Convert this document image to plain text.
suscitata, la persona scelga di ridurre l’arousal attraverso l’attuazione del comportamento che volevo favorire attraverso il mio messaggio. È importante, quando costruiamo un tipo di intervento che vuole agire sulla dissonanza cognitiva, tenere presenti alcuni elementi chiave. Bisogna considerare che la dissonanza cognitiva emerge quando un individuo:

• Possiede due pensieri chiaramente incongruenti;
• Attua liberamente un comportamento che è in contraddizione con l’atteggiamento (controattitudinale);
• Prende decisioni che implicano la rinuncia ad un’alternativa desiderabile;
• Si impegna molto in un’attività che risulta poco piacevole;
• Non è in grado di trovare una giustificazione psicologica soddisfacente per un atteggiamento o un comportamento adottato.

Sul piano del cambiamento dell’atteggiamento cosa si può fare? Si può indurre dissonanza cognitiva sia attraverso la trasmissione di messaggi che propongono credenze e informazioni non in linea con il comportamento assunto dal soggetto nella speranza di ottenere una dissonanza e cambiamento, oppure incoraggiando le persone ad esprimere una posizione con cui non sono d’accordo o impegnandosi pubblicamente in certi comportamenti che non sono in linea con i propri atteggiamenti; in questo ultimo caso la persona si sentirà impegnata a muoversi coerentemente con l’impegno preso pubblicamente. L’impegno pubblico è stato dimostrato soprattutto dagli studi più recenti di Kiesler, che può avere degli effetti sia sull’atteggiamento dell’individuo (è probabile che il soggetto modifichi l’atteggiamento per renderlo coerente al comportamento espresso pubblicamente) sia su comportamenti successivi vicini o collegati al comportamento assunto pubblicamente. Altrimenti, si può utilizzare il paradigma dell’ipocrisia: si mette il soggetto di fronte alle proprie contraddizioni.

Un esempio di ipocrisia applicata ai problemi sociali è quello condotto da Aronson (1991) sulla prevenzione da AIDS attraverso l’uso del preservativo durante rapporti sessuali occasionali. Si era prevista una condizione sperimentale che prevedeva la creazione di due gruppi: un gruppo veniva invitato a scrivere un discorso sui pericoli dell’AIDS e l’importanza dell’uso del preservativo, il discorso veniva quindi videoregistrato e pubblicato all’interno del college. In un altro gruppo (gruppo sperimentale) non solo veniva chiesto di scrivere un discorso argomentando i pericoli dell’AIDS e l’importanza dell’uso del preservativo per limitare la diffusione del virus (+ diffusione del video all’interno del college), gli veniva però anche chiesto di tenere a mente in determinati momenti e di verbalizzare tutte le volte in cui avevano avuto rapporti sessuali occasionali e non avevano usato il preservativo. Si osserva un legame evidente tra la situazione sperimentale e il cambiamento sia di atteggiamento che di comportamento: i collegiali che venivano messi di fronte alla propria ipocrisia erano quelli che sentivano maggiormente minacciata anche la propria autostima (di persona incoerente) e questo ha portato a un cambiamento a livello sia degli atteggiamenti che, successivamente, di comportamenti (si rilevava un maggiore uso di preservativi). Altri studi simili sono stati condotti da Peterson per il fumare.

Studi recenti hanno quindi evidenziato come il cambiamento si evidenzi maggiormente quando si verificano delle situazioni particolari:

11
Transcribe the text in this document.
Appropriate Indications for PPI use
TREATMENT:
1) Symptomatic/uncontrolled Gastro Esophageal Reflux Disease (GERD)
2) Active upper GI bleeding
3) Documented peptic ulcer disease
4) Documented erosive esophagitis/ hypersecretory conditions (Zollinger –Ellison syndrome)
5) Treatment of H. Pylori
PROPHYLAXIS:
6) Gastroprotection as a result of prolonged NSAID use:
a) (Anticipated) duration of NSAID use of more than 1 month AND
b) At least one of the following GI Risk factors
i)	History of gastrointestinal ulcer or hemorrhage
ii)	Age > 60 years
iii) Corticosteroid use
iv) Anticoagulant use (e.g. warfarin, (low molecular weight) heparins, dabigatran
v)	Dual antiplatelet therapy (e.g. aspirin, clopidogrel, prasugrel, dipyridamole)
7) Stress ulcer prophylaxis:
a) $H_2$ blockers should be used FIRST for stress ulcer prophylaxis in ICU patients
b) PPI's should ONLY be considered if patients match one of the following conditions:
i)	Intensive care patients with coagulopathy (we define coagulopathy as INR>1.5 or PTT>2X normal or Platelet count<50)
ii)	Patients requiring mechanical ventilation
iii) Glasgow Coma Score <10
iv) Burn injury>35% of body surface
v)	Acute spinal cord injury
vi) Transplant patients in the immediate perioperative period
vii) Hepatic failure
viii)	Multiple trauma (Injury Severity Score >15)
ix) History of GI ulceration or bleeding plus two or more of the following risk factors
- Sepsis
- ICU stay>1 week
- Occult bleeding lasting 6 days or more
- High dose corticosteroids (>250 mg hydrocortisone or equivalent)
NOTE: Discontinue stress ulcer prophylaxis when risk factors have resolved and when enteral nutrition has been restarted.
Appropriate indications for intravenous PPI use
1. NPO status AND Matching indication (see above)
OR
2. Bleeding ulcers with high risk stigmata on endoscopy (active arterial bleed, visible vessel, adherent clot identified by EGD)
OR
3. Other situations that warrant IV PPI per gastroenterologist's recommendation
■ ■ ■ ■
# Work to complete:
What you give back should match the entries above exactly.

# Task output:
Convert this document image to plain text.
suscitata, la persona scelga di ridurre l’arousal attraverso l’attuazione del comportamento che volevo favorire attraverso il mio messaggio. È importante, quando costruiamo un tipo di intervento che vuole agire sulla dissonanza cognitiva, tenere presenti alcuni elementi chiave. Bisogna considerare che la dissonanza cognitiva emerge quando un individuo:

• Possiede due pensieri chiaramente incongruenti;
• Attua liberamente un comportamento che è in contraddizione con l’atteggiamento (controattitudinale);
• Prende decisioni che implicano la rinuncia ad un’alternativa desiderabile;
• Si impegna molto in un’attività che risulta poco piacevole;
• Non è in grado di trovare una giustificazione psicologica soddisfacente per un atteggiamento o un comportamento adottato.

Sul piano del cambiamento dell’atteggiamento cosa si può fare? Si può indurre dissonanza cognitiva sia attraverso la trasmissione di messaggi che propongono credenze e informazioni non in linea con il comportamento assunto dal soggetto nella speranza di ottenere una dissonanza e cambiamento, oppure incoraggiando le persone ad esprimere una posizione con cui non sono d’accordo o impegnandosi pubblicamente in certi comportamenti che non sono in linea con i propri atteggiamenti; in questo ultimo caso la persona si sentirà impegnata a muoversi coerentemente con l’impegno preso pubblicamente. L’impegno pubblico è stato dimostrato soprattutto dagli studi più recenti di Kiesler, che può avere degli effetti sia sull’atteggiamento dell’individuo (è probabile che il soggetto modifichi l’atteggiamento per renderlo coerente al comportamento espresso pubblicamente) sia su comportamenti successivi vicini o collegati al comportamento assunto pubblicamente. Altrimenti, si può utilizzare il paradigma dell’ipocrisia: si mette il soggetto di fronte alle proprie contraddizioni.

Un esempio di ipocrisia applicata ai problemi sociali è quello condotto da Aronson (1991) sulla prevenzione da AIDS attraverso l’uso del preservativo durante rapporti sessuali occasionali. Si era prevista una condizione sperimentale che prevedeva la creazione di due gruppi: un gruppo veniva invitato a scrivere un discorso sui pericoli dell’AIDS e l’importanza dell’uso del preservativo, il discorso veniva quindi videoregistrato e pubblicato all’interno del college. In un altro gruppo (gruppo sperimentale) non solo veniva chiesto di scrivere un discorso argomentando i pericoli dell’AIDS e l’importanza dell’uso del preservativo per limitare la diffusione del virus (+ diffusione del video all’interno del college), gli veniva però anche chiesto di tenere a mente in determinati momenti e di verbalizzare tutte le volte in cui avevano avuto rapporti sessuali occasionali e non avevano usato il preservativo. Si osserva un legame evidente tra la situazione sperimentale e il cambiamento sia di atteggiamento che di comportamento: i collegiali che venivano messi di fronte alla propria ipocrisia erano quelli che sentivano maggiormente minacciata anche la propria autostima (di persona incoerente) e questo ha portato a un cambiamento a livello sia degli atteggiamenti che, successivamente, di comportamenti (si rilevava un maggiore uso di preservativi). Altri studi simili sono stati condotti da Peterson per il fumare.

Studi recenti hanno quindi evidenziato come il cambiamento si evidenzi maggiormente quando si verificano delle situazioni particolari:

11
Transcribe the text in this document.
Appropriate Indications for PPI use
TREATMENT:
1) Symptomatic/uncontrolled Gastro Esophageal Reflux Disease (GERD)
2) Active upper GI bleeding
3) Documented peptic ulcer disease
4) Documented erosive esophagitis/ hypersecretory conditions (Zollinger –Ellison syndrome)
5) Treatment of H. Pylori
PROPHYLAXIS:
6) Gastroprotection as a result of prolonged NSAID use:
a) (Anticipated) duration of NSAID use of more than 1 month AND
b) At least one of the following GI Risk factors
i)	History of gastrointestinal ulcer or hemorrhage
ii)	Age > 60 years
iii) Corticosteroid use
iv) Anticoagulant use (e.g. warfarin, (low molecular weight) heparins, dabigatran
v)	Dual antiplatelet therapy (e.g. aspirin, clopidogrel, prasugrel, dipyridamole)
7) Stress ulcer prophylaxis:
a) $H_2$ blockers should be used FIRST for stress ulcer prophylaxis in ICU patients
b) PPI's should ONLY be considered if patients match one of the following conditions:
i)	Intensive care patients with coagulopathy (we define coagulopathy as INR>1.5 or PTT>2X normal or Platelet count<50)
ii)	Patients requiring mechanical ventilation
iii) Glasgow Coma Score <10
iv) Burn injury>35% of body surface
v)	Acute spinal cord injury
vi) Transplant patients in the immediate perioperative period
vii) Hepatic failure
viii)	Multiple trauma (Injury Severity Score >15)
ix) History of GI ulceration or bleeding plus two or more of the following risk factors
- Sepsis
- ICU stay>1 week
- Occult bleeding lasting 6 days or more
- High dose corticosteroids (>250 mg hydrocortisone or equivalent)
NOTE: Discontinue stress ulcer prophylaxis when risk factors have resolved and when enteral nutrition has been restarted.
Appropriate indications for intravenous PPI use
1. NPO status AND Matching indication (see above)
OR
2. Bleeding ulcers with high risk stigmata on endoscopy (active arterial bleed, visible vessel, adherent clot identified by EGD)
OR
3. Other situations that warrant IV PPI per gastroenterologist's recommendation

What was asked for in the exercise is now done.